WHAT IS ASKED: Locate the word "Minderheit" in the entries below, then gather every line that holds it.

── AVAILABLE DATA ──

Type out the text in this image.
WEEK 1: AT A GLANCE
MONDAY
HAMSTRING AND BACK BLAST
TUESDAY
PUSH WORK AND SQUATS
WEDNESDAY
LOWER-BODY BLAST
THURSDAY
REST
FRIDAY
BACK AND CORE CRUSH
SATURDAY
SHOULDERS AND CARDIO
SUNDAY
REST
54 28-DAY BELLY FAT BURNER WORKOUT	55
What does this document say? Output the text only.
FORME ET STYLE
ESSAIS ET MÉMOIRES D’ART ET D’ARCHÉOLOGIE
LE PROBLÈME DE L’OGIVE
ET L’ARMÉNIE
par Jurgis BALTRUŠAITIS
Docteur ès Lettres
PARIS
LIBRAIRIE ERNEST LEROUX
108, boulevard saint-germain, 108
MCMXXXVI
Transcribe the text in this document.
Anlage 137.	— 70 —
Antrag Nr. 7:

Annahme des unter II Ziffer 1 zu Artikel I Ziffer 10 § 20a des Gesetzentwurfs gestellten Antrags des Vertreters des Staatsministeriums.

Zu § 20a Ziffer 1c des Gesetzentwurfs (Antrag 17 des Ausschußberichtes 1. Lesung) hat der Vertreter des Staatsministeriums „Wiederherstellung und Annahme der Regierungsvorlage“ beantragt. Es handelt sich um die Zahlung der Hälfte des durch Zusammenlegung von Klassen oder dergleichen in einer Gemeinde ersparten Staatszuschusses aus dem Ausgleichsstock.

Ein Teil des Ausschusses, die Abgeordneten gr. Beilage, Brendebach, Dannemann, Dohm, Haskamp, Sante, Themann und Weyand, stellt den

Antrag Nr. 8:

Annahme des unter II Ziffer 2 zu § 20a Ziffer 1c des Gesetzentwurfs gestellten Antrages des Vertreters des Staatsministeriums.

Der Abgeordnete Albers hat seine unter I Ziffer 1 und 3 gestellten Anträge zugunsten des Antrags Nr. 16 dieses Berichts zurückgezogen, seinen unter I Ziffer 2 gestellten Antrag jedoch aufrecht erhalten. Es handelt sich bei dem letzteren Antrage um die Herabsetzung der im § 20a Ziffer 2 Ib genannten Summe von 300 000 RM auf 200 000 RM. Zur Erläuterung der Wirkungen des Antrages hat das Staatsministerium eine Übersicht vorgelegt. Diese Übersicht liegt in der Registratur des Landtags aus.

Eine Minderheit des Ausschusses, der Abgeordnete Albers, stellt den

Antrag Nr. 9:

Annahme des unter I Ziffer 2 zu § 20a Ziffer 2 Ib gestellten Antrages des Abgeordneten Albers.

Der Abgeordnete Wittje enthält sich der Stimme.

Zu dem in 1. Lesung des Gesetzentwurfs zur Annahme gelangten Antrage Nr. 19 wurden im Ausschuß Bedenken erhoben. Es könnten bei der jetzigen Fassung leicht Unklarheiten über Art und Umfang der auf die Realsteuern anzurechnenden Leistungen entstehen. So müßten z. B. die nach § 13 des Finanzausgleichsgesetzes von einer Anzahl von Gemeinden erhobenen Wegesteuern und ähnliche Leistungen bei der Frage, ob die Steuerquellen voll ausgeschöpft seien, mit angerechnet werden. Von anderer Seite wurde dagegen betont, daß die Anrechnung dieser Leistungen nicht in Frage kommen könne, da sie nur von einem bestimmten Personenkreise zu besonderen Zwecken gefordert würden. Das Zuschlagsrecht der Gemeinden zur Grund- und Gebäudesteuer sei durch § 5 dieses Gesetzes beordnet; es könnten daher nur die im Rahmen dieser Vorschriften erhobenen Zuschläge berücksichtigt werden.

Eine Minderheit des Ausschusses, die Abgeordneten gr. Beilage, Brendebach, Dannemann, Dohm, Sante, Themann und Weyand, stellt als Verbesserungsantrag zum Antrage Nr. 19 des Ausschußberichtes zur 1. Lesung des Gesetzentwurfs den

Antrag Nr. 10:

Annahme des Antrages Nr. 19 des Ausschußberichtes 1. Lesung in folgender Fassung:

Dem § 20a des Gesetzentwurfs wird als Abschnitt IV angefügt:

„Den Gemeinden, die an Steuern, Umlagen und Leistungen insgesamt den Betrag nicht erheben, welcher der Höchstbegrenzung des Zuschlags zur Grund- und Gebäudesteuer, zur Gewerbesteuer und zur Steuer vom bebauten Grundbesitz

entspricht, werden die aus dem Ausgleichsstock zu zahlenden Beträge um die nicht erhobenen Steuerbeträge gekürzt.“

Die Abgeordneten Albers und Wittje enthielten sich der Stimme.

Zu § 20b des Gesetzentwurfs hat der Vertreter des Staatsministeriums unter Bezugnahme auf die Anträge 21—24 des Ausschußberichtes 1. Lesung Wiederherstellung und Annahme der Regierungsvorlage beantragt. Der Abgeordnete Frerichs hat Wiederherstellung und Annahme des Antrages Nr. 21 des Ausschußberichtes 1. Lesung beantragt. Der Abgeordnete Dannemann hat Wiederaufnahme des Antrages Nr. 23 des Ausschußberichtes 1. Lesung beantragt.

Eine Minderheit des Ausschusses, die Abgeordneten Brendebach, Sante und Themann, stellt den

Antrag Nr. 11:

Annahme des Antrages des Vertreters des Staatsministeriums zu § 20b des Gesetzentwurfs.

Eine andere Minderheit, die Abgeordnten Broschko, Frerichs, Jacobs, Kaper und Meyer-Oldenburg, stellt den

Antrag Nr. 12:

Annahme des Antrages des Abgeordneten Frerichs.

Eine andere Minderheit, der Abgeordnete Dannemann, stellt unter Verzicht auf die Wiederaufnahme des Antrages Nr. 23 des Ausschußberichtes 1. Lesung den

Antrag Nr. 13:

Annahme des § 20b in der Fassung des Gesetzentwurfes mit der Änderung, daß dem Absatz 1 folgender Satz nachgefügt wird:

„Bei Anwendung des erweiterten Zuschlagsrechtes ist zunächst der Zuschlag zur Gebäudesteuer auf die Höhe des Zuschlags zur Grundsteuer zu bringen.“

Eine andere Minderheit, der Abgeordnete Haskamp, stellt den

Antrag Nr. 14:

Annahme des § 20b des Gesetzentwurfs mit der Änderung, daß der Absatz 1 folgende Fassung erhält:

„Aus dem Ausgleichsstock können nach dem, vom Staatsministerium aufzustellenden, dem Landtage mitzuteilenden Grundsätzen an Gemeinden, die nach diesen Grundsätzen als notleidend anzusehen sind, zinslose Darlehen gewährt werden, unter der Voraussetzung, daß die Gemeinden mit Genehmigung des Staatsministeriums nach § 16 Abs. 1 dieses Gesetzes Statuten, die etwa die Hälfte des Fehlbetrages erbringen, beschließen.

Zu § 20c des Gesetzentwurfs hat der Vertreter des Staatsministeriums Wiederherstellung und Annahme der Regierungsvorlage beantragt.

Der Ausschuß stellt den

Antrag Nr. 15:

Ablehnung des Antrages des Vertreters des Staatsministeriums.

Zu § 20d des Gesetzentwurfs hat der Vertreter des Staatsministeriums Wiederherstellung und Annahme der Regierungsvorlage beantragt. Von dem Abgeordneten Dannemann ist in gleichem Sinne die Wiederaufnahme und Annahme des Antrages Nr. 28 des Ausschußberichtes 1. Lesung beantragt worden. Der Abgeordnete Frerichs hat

───

RESULT OF THIS TASK:
Eine Minderheit des Ausschusses, der Abgeordnete Albers, stellt den
Eine Minderheit des Ausschusses, die Abgeordneten gr. Beilage, Brendebach, Dannemann, Dohm, Sante, Themann und Weyand, stellt als Verbesserungsantrag zum Antrage Nr. 19 des Ausschußberichtes zur 1. Lesung des Gesetzentwurfs den
Eine Minderheit des Ausschusses, die Abgeordneten Brendebach, Sante und Themann, stellt den
Eine andere Minderheit, die Abgeordnten Broschko, Frerichs, Jacobs, Kaper und Meyer-Oldenburg, stellt den
Eine andere Minderheit, der Abgeordnete Dannemann, stellt unter Verzicht auf die Wiederaufnahme des Antrages Nr. 23 des Ausschußberichtes 1. Lesung den
Eine andere Minderheit, der Abgeordnete Haskamp, stellt den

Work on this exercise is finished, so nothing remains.